Start of Material for this task

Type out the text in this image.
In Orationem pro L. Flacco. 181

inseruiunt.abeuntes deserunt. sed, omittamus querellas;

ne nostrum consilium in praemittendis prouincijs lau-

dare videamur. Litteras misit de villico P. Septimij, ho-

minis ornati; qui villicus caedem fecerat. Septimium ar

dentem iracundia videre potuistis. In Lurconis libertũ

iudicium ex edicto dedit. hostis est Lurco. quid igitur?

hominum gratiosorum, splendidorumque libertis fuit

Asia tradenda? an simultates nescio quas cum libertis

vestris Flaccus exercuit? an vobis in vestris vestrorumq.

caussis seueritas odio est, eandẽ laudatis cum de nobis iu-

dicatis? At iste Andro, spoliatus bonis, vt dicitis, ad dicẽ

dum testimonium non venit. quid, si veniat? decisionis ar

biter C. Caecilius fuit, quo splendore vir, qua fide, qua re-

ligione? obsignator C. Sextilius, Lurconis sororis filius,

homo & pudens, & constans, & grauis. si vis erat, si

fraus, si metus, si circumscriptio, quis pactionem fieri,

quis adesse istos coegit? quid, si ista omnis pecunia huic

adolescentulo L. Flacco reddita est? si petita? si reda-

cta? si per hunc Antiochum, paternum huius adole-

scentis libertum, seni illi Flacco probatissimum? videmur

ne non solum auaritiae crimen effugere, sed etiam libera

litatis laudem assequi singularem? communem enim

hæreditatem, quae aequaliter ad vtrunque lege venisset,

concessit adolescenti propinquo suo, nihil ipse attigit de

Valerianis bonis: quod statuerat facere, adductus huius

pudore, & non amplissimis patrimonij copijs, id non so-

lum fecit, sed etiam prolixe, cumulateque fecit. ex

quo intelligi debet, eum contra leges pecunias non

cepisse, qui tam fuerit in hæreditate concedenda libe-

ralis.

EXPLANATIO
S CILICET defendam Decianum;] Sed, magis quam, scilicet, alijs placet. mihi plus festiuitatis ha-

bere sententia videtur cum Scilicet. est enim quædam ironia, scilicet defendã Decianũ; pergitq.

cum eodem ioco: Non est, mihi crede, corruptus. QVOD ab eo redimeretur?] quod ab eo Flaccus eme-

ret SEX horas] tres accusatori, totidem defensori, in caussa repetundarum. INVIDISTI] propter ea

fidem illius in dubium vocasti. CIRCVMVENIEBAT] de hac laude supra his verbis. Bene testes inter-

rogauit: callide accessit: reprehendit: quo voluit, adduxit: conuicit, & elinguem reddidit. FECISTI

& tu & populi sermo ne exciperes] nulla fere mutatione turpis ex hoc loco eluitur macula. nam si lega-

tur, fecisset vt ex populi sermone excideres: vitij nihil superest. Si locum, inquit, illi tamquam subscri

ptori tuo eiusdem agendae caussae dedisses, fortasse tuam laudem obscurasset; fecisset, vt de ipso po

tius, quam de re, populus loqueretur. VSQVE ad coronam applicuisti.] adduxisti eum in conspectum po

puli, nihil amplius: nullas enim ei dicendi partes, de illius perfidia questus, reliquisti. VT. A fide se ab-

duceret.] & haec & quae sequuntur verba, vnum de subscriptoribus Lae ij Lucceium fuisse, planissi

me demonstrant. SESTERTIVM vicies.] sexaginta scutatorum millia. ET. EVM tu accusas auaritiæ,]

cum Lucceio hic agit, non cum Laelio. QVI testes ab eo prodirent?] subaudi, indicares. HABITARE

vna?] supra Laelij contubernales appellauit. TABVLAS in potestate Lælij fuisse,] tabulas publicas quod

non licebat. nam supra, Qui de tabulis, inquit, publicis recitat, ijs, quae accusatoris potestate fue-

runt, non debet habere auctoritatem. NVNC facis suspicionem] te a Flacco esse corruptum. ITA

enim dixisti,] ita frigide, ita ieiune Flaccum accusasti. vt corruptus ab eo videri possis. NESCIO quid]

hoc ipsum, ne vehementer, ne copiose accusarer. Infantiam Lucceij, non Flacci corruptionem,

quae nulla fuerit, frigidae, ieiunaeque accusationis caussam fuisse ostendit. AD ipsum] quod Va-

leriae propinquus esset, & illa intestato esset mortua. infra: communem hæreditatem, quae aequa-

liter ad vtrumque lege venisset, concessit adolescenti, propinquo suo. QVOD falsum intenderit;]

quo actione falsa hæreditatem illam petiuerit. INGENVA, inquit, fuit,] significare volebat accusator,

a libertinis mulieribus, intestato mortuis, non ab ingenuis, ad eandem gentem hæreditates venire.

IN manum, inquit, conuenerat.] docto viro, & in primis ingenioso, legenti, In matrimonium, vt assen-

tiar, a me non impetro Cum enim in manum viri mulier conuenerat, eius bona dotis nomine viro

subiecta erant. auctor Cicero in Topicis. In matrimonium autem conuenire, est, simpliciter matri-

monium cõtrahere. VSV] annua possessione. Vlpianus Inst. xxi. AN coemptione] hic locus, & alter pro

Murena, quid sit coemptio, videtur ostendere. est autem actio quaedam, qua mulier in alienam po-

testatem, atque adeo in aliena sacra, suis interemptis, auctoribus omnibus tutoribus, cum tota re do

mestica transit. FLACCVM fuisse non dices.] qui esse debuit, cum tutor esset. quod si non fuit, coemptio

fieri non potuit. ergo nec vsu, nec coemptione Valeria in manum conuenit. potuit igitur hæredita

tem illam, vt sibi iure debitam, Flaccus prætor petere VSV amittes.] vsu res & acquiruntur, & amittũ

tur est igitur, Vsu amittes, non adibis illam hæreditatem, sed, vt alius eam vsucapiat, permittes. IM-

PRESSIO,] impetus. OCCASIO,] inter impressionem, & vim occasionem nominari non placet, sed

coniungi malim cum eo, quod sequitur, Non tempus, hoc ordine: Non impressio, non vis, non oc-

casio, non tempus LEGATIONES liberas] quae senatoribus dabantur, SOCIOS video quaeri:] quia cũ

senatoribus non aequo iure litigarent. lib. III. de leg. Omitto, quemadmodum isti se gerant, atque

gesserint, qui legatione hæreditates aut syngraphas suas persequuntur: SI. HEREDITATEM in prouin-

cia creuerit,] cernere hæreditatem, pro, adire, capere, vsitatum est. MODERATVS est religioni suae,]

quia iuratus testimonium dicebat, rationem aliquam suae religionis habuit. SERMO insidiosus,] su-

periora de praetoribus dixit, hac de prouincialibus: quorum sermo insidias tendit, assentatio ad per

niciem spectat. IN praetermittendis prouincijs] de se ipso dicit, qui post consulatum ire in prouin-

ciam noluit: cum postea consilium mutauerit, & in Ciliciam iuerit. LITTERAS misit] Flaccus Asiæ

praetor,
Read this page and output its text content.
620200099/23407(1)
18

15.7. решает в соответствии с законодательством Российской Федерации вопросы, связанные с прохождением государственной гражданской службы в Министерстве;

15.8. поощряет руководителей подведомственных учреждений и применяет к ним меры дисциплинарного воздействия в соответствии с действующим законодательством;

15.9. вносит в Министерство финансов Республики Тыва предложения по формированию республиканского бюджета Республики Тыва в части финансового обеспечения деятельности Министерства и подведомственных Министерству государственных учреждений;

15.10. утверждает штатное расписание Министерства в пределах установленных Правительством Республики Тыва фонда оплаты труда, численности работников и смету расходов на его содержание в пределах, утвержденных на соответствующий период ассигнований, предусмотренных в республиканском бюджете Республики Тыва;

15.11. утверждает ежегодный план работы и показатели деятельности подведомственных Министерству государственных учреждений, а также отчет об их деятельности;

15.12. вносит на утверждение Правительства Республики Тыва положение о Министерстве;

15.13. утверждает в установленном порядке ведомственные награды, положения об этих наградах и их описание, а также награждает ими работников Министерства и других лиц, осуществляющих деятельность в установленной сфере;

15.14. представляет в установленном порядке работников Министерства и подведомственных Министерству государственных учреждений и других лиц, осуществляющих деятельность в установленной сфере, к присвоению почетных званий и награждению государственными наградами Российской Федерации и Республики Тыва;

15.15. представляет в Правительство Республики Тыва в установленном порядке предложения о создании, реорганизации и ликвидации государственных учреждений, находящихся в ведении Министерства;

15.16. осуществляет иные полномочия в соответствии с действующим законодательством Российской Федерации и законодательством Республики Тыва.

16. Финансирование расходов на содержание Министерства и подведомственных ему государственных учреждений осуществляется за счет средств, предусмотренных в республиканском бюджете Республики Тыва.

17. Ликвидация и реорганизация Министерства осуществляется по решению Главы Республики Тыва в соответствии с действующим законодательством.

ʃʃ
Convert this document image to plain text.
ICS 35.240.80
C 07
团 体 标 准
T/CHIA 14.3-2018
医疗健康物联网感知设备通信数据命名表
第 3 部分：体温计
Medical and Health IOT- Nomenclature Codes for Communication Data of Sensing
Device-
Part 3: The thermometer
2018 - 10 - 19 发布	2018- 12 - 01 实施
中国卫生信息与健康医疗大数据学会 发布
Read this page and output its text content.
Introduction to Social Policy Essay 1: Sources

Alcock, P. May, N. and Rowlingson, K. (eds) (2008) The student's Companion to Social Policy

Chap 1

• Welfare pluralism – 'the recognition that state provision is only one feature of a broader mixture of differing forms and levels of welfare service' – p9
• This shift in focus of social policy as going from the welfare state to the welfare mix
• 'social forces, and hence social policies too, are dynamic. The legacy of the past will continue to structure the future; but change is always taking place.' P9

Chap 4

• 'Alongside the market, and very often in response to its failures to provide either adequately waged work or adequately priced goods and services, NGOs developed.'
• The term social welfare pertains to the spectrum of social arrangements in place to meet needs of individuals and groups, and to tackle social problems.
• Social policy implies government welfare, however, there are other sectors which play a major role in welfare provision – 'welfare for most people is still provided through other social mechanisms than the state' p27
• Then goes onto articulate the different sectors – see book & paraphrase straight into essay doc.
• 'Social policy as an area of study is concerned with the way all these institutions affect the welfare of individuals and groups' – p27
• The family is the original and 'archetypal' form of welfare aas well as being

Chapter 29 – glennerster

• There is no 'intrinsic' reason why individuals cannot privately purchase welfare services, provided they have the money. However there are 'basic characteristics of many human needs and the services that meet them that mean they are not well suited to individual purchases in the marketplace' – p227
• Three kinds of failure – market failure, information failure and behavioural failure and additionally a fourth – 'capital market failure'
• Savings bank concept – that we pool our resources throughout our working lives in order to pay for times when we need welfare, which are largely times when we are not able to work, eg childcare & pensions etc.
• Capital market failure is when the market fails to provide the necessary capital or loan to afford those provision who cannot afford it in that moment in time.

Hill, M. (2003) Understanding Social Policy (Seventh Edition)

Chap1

End of Material for this task

▶ What you are asked to do:
Work through the records line by line and tally those with the word "well". Report only the total.

▶ Solution to this exercise:
2